(Excerpted records):
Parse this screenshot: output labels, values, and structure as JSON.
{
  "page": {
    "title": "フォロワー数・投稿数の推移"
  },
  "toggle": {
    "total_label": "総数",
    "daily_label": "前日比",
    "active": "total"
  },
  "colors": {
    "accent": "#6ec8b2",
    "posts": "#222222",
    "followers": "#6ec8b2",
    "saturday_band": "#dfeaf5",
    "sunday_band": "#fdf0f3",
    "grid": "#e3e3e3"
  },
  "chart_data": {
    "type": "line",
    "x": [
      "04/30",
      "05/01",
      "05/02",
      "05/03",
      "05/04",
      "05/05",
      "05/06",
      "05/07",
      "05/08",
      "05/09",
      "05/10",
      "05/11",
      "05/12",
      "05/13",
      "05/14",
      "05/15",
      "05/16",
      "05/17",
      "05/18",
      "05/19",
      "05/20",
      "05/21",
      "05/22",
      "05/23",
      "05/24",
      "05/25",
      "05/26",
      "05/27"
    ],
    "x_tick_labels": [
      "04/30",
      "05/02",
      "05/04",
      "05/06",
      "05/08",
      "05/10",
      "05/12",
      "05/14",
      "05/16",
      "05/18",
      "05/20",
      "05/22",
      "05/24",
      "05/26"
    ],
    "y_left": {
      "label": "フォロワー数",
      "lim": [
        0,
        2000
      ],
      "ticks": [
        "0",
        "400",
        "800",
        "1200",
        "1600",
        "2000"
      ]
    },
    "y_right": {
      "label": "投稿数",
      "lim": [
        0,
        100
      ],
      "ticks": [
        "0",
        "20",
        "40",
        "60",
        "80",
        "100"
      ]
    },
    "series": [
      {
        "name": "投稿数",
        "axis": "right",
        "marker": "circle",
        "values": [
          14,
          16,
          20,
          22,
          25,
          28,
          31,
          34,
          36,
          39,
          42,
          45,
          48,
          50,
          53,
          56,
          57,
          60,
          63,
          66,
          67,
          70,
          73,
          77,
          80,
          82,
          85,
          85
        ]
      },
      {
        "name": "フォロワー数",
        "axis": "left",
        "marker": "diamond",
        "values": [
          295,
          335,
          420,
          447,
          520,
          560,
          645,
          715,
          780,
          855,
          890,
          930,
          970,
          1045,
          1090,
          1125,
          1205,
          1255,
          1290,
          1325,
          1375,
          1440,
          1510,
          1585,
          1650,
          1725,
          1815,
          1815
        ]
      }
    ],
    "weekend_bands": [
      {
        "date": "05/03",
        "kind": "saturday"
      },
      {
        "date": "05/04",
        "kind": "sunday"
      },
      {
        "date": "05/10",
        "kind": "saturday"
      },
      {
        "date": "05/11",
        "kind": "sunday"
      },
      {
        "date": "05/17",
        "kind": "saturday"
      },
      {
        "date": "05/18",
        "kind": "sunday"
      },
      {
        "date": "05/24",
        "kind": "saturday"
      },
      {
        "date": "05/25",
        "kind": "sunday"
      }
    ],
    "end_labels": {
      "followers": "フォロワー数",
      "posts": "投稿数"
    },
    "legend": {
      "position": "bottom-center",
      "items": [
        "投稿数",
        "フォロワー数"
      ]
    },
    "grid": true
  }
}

(Problem requirements):
Copy every line of the records above that holds the word "followers".

(Exercise output):
    "followers": "#6ec8b2",
      "followers": "フォロワー数",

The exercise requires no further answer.